▸ TASK BRIEF: Scan the data for "Work" and copy the lines it appears in.

▸ DATA ROWS:
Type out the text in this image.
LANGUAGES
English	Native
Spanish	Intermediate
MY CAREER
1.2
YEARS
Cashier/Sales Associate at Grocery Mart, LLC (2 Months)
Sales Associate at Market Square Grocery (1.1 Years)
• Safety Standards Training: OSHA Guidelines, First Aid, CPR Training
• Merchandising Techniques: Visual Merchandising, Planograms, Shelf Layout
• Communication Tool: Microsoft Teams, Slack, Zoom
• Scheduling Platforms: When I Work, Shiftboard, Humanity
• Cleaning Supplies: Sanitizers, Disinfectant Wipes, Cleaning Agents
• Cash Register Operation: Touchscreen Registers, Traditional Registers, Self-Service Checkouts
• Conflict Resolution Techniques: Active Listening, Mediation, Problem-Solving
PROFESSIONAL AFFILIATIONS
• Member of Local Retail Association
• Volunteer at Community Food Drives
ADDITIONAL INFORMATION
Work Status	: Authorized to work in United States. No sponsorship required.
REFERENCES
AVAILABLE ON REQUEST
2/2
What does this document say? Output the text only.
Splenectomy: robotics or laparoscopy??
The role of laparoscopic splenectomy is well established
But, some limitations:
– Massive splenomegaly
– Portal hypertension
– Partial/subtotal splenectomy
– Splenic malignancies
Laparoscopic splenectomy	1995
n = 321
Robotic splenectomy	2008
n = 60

▸ ANSWER TO THE EXERCISE:
• Scheduling Platforms: When I Work, Shiftboard, Humanity
Work Status	: Authorized to work in United States. No sponsorship required.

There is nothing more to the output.